- [Required work] The required result is the exact run of lines beginning at the one containing "Parse this screenshot: output" and ending at the last line of the entries.

- [Dataset]
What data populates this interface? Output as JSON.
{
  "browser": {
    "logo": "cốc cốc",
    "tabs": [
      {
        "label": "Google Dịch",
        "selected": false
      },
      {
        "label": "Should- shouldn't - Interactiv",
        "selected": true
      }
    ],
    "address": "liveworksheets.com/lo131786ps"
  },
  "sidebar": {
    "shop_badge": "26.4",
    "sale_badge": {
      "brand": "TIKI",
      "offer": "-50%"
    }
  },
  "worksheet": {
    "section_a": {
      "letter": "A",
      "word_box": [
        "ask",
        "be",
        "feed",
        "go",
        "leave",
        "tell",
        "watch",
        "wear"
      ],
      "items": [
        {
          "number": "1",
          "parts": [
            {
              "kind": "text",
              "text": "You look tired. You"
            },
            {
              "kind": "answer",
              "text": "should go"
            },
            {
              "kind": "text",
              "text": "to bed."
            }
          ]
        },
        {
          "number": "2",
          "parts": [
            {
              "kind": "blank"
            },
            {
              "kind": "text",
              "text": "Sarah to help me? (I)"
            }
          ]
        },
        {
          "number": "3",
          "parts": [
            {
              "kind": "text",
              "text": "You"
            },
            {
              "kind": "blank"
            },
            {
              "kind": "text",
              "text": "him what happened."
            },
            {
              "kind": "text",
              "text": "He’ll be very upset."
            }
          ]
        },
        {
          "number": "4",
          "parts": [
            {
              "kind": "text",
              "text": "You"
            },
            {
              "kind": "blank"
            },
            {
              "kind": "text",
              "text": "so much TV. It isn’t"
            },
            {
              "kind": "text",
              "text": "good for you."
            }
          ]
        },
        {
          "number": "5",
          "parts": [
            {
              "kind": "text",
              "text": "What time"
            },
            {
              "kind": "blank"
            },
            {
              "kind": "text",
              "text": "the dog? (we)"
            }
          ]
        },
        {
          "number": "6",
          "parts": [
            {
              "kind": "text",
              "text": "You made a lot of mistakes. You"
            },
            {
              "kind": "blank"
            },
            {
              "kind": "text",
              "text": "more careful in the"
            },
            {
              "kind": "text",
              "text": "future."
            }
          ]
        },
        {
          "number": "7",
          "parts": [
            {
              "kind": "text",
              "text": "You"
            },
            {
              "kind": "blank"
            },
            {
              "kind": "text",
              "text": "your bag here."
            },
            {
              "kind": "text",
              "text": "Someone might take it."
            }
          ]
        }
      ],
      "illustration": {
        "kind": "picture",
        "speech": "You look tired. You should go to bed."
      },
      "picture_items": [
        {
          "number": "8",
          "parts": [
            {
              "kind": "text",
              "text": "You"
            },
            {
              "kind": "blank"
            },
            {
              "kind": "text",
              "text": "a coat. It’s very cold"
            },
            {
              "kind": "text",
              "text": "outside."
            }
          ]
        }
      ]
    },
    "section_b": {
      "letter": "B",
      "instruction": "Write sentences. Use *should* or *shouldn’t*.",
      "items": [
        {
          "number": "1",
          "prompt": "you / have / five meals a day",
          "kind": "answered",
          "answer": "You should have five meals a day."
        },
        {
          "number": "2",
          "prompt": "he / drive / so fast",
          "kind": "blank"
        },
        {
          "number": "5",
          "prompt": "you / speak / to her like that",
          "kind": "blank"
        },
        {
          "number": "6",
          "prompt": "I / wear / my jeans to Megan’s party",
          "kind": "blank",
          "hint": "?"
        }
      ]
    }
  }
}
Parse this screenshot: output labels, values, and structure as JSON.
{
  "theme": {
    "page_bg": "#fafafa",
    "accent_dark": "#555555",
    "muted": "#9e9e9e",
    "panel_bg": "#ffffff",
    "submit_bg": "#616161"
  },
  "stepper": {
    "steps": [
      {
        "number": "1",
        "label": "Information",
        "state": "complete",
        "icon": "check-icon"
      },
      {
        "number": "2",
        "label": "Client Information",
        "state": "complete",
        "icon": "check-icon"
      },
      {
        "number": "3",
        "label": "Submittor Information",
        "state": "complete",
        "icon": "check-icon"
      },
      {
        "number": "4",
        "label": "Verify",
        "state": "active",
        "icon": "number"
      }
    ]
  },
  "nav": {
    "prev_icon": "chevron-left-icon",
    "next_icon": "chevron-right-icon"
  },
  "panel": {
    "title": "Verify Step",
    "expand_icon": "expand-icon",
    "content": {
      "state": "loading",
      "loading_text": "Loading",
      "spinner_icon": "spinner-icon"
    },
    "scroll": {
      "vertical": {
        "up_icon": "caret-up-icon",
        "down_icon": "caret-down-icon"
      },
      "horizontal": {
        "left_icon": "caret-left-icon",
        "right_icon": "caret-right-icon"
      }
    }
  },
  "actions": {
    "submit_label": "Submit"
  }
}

- [Complete response]
Parse this screenshot: output labels, values, and structure as JSON.
{
  "theme": {
    "page_bg": "#fafafa",
    "accent_dark": "#555555",
    "muted": "#9e9e9e",
    "panel_bg": "#ffffff",
    "submit_bg": "#616161"
  },
  "stepper": {
    "steps": [
      {
        "number": "1",
        "label": "Information",
        "state": "complete",
        "icon": "check-icon"
      },
      {
        "number": "2",
        "label": "Client Information",
        "state": "complete",
        "icon": "check-icon"
      },
      {
        "number": "3",
        "label": "Submittor Information",
        "state": "complete",
        "icon": "check-icon"
      },
      {
        "number": "4",
        "label": "Verify",
        "state": "active",
        "icon": "number"
      }
    ]
  },
  "nav": {
    "prev_icon": "chevron-left-icon",
    "next_icon": "chevron-right-icon"
  },
  "panel": {
    "title": "Verify Step",
    "expand_icon": "expand-icon",
    "content": {
      "state": "loading",
      "loading_text": "Loading",
      "spinner_icon": "spinner-icon"
    },
    "scroll": {
      "vertical": {
        "up_icon": "caret-up-icon",
        "down_icon": "caret-down-icon"
      },
      "horizontal": {
        "left_icon": "caret-left-icon",
        "right_icon": "caret-right-icon"
      }
    }
  },
  "actions": {
    "submit_label": "Submit"
  }
}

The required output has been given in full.